• [Challenge]
Return each line that holds the word "arbete".

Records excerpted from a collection
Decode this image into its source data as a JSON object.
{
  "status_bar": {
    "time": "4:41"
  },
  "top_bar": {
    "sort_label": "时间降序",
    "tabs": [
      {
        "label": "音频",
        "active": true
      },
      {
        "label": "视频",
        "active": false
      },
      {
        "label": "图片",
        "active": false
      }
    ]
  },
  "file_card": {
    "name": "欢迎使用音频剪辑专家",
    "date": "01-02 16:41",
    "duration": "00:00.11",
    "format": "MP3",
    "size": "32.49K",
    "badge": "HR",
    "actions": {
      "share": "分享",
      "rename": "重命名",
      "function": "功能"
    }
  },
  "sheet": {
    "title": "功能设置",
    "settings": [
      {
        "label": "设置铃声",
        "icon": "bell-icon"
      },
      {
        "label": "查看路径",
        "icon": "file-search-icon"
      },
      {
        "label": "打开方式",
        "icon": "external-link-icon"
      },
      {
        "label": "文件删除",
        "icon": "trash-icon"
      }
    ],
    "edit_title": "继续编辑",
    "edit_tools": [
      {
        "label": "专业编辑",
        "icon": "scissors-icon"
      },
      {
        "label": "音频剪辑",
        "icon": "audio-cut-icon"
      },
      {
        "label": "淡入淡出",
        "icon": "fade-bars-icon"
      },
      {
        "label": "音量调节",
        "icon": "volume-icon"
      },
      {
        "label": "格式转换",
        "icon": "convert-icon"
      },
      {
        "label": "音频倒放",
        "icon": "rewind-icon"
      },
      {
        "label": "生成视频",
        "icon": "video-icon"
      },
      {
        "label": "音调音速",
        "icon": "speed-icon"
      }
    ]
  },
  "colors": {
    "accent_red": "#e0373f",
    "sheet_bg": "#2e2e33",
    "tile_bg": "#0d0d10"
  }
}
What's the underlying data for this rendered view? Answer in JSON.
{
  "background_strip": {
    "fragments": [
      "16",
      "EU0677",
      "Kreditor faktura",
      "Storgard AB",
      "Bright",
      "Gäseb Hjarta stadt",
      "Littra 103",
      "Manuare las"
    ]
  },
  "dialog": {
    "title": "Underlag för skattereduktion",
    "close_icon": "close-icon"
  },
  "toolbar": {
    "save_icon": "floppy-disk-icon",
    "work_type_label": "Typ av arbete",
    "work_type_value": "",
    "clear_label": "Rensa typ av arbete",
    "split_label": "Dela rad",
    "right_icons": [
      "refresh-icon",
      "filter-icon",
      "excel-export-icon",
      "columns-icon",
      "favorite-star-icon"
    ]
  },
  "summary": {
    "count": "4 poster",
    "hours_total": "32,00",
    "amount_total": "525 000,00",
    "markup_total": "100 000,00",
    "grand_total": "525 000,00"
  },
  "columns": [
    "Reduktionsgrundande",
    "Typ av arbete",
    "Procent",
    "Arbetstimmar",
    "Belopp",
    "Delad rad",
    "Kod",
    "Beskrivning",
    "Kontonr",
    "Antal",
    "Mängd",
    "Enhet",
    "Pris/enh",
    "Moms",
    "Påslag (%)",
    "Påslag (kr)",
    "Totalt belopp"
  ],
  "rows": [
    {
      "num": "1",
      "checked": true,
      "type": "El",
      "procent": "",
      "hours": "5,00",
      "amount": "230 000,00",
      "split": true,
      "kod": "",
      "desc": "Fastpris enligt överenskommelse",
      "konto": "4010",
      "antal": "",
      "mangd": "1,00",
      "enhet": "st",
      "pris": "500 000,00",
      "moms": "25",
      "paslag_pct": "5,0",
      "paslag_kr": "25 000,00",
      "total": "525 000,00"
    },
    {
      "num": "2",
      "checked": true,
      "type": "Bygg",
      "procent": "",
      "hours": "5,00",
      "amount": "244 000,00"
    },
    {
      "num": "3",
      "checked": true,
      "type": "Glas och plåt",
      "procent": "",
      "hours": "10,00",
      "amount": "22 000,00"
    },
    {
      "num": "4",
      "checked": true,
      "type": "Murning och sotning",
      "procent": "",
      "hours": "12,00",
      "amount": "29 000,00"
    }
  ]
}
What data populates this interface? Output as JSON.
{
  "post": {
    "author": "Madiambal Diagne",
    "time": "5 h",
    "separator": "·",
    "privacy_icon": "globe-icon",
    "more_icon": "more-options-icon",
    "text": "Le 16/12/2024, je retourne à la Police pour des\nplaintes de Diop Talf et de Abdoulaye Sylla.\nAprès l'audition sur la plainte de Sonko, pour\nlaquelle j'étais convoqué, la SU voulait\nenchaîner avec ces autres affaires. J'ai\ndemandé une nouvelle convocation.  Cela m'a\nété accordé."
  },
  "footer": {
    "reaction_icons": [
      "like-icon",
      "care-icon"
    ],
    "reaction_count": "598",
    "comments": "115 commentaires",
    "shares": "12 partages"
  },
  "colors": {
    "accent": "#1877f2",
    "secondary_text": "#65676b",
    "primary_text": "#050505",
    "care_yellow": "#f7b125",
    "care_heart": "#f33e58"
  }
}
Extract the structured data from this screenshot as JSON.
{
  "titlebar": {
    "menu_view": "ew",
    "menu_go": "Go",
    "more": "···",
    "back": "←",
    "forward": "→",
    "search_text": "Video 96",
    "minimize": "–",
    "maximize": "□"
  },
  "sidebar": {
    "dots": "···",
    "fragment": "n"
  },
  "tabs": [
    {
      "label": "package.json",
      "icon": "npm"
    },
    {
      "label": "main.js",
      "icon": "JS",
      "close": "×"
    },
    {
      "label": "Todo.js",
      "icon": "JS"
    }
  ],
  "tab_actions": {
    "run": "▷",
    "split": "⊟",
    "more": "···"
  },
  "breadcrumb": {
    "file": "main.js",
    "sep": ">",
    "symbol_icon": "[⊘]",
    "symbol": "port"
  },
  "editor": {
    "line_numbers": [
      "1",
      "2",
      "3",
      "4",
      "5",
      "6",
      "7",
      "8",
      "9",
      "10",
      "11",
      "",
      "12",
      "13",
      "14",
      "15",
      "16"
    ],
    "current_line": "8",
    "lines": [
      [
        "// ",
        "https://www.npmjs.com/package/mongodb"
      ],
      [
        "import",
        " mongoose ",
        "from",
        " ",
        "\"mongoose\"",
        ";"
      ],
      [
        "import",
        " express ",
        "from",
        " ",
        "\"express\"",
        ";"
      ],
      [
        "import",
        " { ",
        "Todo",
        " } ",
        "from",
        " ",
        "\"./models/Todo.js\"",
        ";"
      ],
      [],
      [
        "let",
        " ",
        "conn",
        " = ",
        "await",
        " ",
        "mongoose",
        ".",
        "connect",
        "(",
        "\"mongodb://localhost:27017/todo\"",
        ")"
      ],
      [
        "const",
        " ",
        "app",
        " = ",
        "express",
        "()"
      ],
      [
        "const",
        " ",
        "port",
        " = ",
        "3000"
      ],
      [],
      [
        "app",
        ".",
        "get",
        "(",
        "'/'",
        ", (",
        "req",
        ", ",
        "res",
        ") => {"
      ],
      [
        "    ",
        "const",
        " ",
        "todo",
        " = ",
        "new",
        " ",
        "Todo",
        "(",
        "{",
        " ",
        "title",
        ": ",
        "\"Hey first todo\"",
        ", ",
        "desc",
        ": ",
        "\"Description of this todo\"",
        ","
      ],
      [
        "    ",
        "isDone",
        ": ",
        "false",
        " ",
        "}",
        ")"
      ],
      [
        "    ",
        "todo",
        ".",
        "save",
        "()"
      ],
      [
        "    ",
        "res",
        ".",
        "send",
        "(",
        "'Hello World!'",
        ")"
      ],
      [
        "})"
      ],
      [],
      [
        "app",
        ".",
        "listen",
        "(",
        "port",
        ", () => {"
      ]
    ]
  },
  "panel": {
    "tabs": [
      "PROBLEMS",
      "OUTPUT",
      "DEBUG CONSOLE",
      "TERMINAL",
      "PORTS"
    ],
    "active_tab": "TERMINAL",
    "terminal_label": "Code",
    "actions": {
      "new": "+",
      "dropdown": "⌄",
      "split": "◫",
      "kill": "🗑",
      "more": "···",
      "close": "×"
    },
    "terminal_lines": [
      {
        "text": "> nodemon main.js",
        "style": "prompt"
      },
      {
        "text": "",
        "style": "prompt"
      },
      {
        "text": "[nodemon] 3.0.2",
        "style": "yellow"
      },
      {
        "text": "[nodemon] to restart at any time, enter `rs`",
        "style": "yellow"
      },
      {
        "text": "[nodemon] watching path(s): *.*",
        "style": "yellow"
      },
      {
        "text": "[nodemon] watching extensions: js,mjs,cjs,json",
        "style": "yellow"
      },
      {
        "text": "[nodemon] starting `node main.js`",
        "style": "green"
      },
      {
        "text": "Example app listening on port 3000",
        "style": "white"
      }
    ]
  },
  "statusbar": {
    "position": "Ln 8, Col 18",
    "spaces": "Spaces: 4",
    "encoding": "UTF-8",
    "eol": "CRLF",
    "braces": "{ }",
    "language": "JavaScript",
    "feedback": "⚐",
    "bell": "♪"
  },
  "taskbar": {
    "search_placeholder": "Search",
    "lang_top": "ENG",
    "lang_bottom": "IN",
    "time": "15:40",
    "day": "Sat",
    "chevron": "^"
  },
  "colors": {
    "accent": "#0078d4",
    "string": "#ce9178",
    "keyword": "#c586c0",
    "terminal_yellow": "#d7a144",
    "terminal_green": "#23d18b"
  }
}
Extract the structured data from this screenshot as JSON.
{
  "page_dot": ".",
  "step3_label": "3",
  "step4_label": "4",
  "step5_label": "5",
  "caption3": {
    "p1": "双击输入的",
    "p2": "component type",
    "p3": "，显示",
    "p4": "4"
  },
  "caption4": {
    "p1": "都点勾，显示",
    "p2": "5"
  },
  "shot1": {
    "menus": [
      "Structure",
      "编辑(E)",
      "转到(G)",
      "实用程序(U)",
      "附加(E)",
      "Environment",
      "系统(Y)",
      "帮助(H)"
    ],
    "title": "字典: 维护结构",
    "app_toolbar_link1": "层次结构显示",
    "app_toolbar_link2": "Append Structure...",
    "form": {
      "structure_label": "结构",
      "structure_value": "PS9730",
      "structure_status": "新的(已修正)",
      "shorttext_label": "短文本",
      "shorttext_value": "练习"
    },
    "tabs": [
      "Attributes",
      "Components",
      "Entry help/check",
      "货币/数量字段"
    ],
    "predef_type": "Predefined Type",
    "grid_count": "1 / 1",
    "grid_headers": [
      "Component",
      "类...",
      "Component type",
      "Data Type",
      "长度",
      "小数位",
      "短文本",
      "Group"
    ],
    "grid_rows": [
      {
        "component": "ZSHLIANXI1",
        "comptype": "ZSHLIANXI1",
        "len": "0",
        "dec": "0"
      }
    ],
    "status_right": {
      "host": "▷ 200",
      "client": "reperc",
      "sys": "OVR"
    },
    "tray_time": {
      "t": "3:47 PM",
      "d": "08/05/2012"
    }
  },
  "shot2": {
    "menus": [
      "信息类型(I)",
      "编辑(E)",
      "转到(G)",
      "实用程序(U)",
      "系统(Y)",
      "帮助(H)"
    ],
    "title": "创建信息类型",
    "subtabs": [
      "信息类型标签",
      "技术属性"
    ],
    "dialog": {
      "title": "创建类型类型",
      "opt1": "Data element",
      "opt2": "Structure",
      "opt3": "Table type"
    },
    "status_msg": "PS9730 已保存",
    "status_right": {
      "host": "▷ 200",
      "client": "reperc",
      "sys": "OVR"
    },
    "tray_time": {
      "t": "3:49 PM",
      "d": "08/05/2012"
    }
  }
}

• [Written response]
    "work_type_label": "Typ av arbete",
    "clear_label": "Rensa typ av arbete",
    "Typ av arbete",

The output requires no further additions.